## Your task
Output an exact reproduction of the data.

BEGIN Input

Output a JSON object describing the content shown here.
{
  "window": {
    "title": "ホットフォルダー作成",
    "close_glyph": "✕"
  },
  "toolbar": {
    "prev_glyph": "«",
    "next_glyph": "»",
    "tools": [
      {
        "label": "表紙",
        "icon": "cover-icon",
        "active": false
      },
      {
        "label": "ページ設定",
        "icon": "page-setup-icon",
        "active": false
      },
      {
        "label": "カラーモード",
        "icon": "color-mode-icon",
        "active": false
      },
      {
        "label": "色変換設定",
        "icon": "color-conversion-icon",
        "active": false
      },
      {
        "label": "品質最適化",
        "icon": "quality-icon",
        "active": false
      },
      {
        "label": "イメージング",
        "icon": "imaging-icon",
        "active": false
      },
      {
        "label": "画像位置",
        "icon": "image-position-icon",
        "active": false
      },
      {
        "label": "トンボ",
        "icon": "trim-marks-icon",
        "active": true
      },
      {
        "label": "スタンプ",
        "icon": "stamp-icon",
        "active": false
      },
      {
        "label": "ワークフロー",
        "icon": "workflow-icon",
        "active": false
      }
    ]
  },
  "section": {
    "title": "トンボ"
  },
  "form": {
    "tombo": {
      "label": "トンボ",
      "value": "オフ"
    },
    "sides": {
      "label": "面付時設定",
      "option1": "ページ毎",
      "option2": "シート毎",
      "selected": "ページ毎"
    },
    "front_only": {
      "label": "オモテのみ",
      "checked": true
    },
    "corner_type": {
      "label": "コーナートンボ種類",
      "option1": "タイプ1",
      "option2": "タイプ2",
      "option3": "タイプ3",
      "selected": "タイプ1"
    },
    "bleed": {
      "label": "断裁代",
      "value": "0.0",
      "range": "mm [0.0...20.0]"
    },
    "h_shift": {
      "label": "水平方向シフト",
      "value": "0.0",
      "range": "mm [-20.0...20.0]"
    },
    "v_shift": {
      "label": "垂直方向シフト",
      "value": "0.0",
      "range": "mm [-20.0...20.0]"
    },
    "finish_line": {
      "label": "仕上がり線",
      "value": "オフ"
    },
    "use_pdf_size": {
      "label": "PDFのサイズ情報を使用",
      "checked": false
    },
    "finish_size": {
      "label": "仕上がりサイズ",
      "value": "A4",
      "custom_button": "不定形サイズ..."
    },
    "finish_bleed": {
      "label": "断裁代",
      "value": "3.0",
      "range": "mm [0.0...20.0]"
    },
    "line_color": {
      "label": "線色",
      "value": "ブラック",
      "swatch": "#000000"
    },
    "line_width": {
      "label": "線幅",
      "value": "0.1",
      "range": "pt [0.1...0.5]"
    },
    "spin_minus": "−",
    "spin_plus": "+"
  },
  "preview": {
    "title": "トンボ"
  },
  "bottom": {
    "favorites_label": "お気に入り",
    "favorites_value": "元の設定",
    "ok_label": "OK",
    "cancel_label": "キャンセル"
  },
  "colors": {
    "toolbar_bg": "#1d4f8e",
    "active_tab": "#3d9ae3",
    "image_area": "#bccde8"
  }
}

END Input

## Reply
Output a JSON object describing the content shown here.
{
  "window": {
    "title": "ホットフォルダー作成",
    "close_glyph": "✕"
  },
  "toolbar": {
    "prev_glyph": "«",
    "next_glyph": "»",
    "tools": [
      {
        "label": "表紙",
        "icon": "cover-icon",
        "active": false
      },
      {
        "label": "ページ設定",
        "icon": "page-setup-icon",
        "active": false
      },
      {
        "label": "カラーモード",
        "icon": "color-mode-icon",
        "active": false
      },
      {
        "label": "色変換設定",
        "icon": "color-conversion-icon",
        "active": false
      },
      {
        "label": "品質最適化",
        "icon": "quality-icon",
        "active": false
      },
      {
        "label": "イメージング",
        "icon": "imaging-icon",
        "active": false
      },
      {
        "label": "画像位置",
        "icon": "image-position-icon",
        "active": false
      },
      {
        "label": "トンボ",
        "icon": "trim-marks-icon",
        "active": true
      },
      {
        "label": "スタンプ",
        "icon": "stamp-icon",
        "active": false
      },
      {
        "label": "ワークフロー",
        "icon": "workflow-icon",
        "active": false
      }
    ]
  },
  "section": {
    "title": "トンボ"
  },
  "form": {
    "tombo": {
      "label": "トンボ",
      "value": "オフ"
    },
    "sides": {
      "label": "面付時設定",
      "option1": "ページ毎",
      "option2": "シート毎",
      "selected": "ページ毎"
    },
    "front_only": {
      "label": "オモテのみ",
      "checked": true
    },
    "corner_type": {
      "label": "コーナートンボ種類",
      "option1": "タイプ1",
      "option2": "タイプ2",
      "option3": "タイプ3",
      "selected": "タイプ1"
    },
    "bleed": {
      "label": "断裁代",
      "value": "0.0",
      "range": "mm [0.0...20.0]"
    },
    "h_shift": {
      "label": "水平方向シフト",
      "value": "0.0",
      "range": "mm [-20.0...20.0]"
    },
    "v_shift": {
      "label": "垂直方向シフト",
      "value": "0.0",
      "range": "mm [-20.0...20.0]"
    },
    "finish_line": {
      "label": "仕上がり線",
      "value": "オフ"
    },
    "use_pdf_size": {
      "label": "PDFのサイズ情報を使用",
      "checked": false
    },
    "finish_size": {
      "label": "仕上がりサイズ",
      "value": "A4",
      "custom_button": "不定形サイズ..."
    },
    "finish_bleed": {
      "label": "断裁代",
      "value": "3.0",
      "range": "mm [0.0...20.0]"
    },
    "line_color": {
      "label": "線色",
      "value": "ブラック",
      "swatch": "#000000"
    },
    "line_width": {
      "label": "線幅",
      "value": "0.1",
      "range": "pt [0.1...0.5]"
    },
    "spin_minus": "−",
    "spin_plus": "+"
  },
  "preview": {
    "title": "トンボ"
  },
  "bottom": {
    "favorites_label": "お気に入り",
    "favorites_value": "元の設定",
    "ok_label": "OK",
    "cancel_label": "キャンセル"
  },
  "colors": {
    "toolbar_bg": "#1d4f8e",
    "active_tab": "#3d9ae3",
    "image_area": "#bccde8"
  }
}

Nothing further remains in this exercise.